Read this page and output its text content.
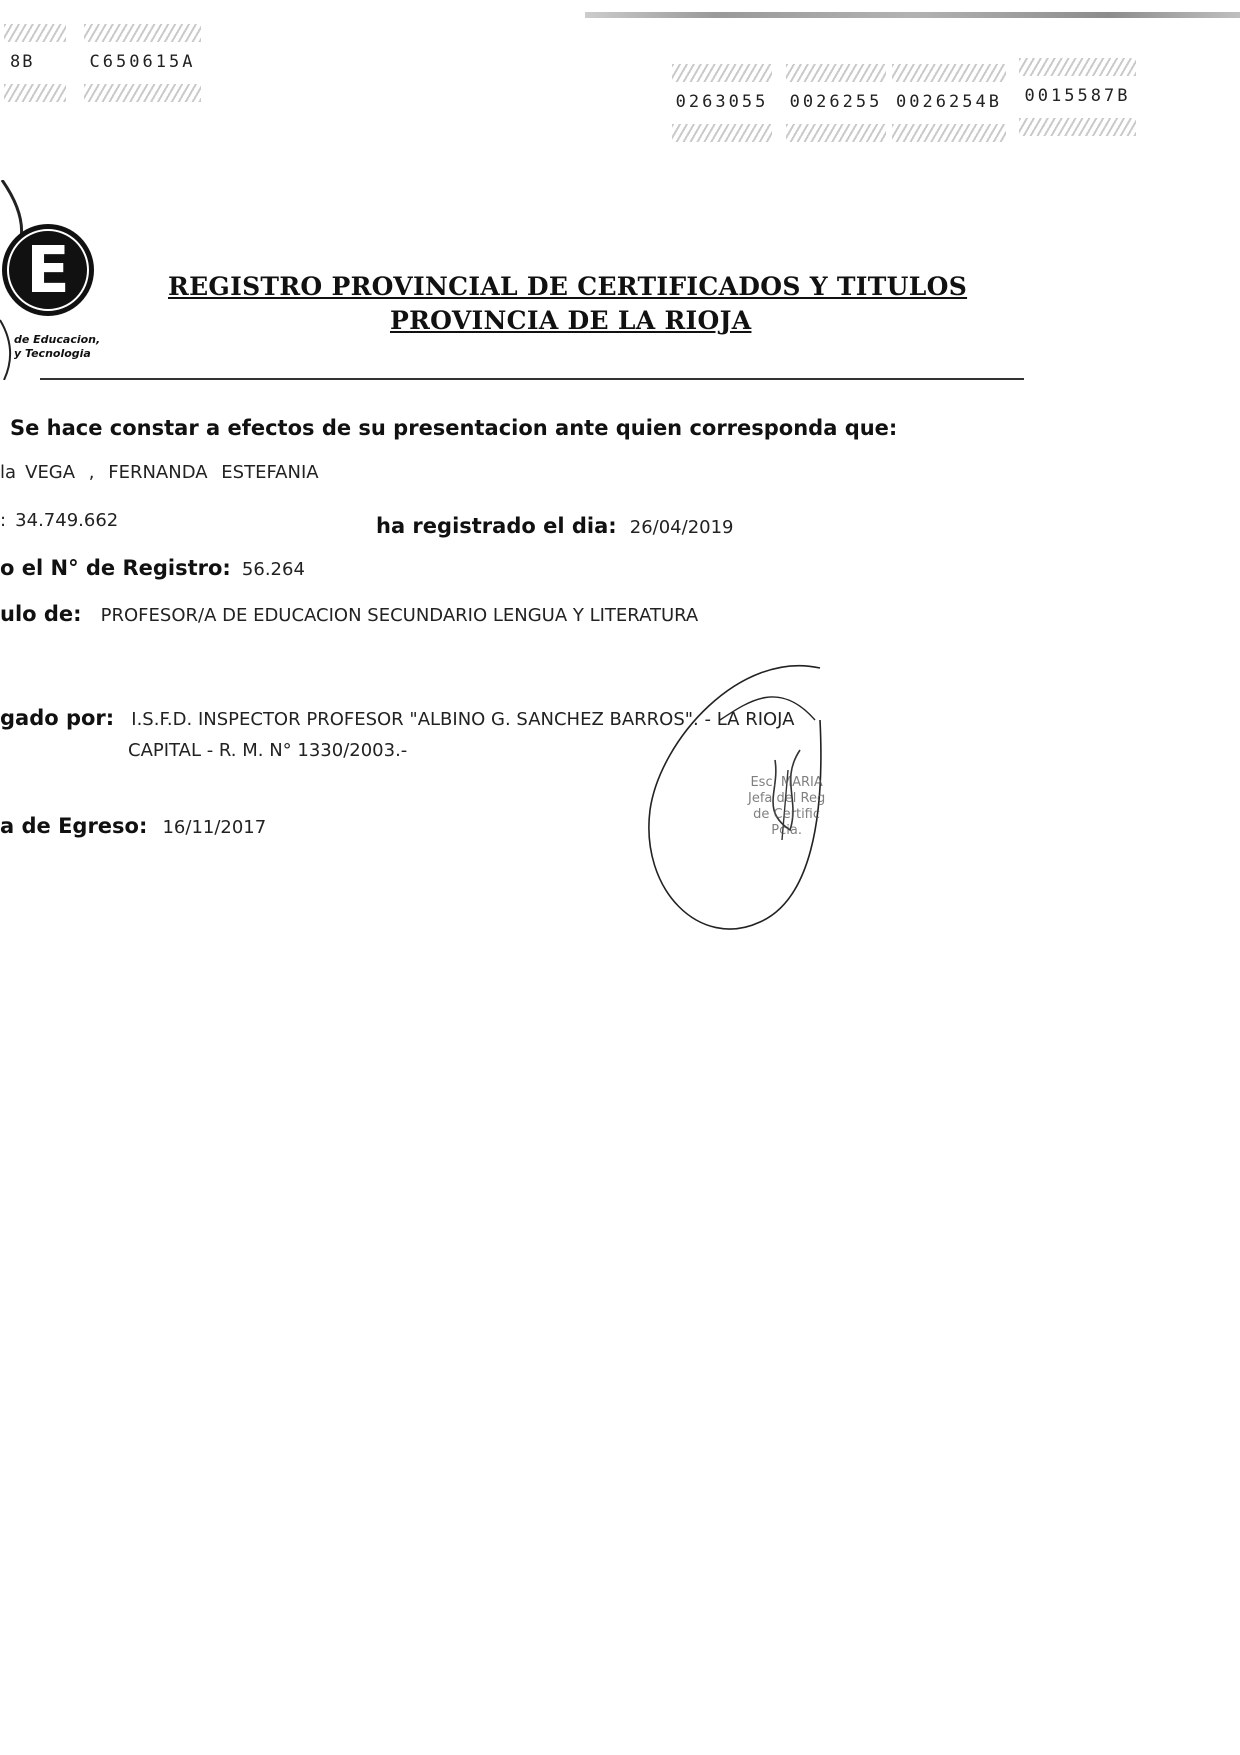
8B	C650615A
0263055	0026255 0026254B	0015587B
E
de Educacion,
y Tecnologia
REGISTRO PROVINCIAL DE CERTIFICADOS Y TITULOS
PROVINCIA DE LA RIOJA
Se hace constar a efectos de su presentacion ante quien corresponda que:
la VEGA , FERNANDA ESTEFANIA
: 34.749.662	ha registrado el dia: 26/04/2019
o el N° de Registro: 56.264
ulo de: PROFESOR/A DE EDUCACION SECUNDARIO LENGUA Y LITERATURA
gado por: I.S.F.D. INSPECTOR PROFESOR "ALBINO G. SANCHEZ BARROS". - LA RIOJA
CAPITAL - R. M. N° 1330/2003.-
a de Egreso: 16/11/2017
Esc. MARIA
Jefa del Reg
de Certific
Pcia.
◆ ◆ ◆ ◆ ◆ ◆ ◆
### What to do
Print all of the entries word for word. Skip any images they contain.

### Answer to this task
Read this page and output its text content.
8B	C650615A
0263055	0026255 0026254B	0015587B
E
de Educacion,
y Tecnologia
REGISTRO PROVINCIAL DE CERTIFICADOS Y TITULOS
PROVINCIA DE LA RIOJA
Se hace constar a efectos de su presentacion ante quien corresponda que:
la VEGA , FERNANDA ESTEFANIA
: 34.749.662	ha registrado el dia: 26/04/2019
o el N° de Registro: 56.264
ulo de: PROFESOR/A DE EDUCACION SECUNDARIO LENGUA Y LITERATURA
gado por: I.S.F.D. INSPECTOR PROFESOR "ALBINO G. SANCHEZ BARROS". - LA RIOJA
CAPITAL - R. M. N° 1330/2003.-
a de Egreso: 16/11/2017
Esc. MARIA
Jefa del Reg
de Certific
Pcia.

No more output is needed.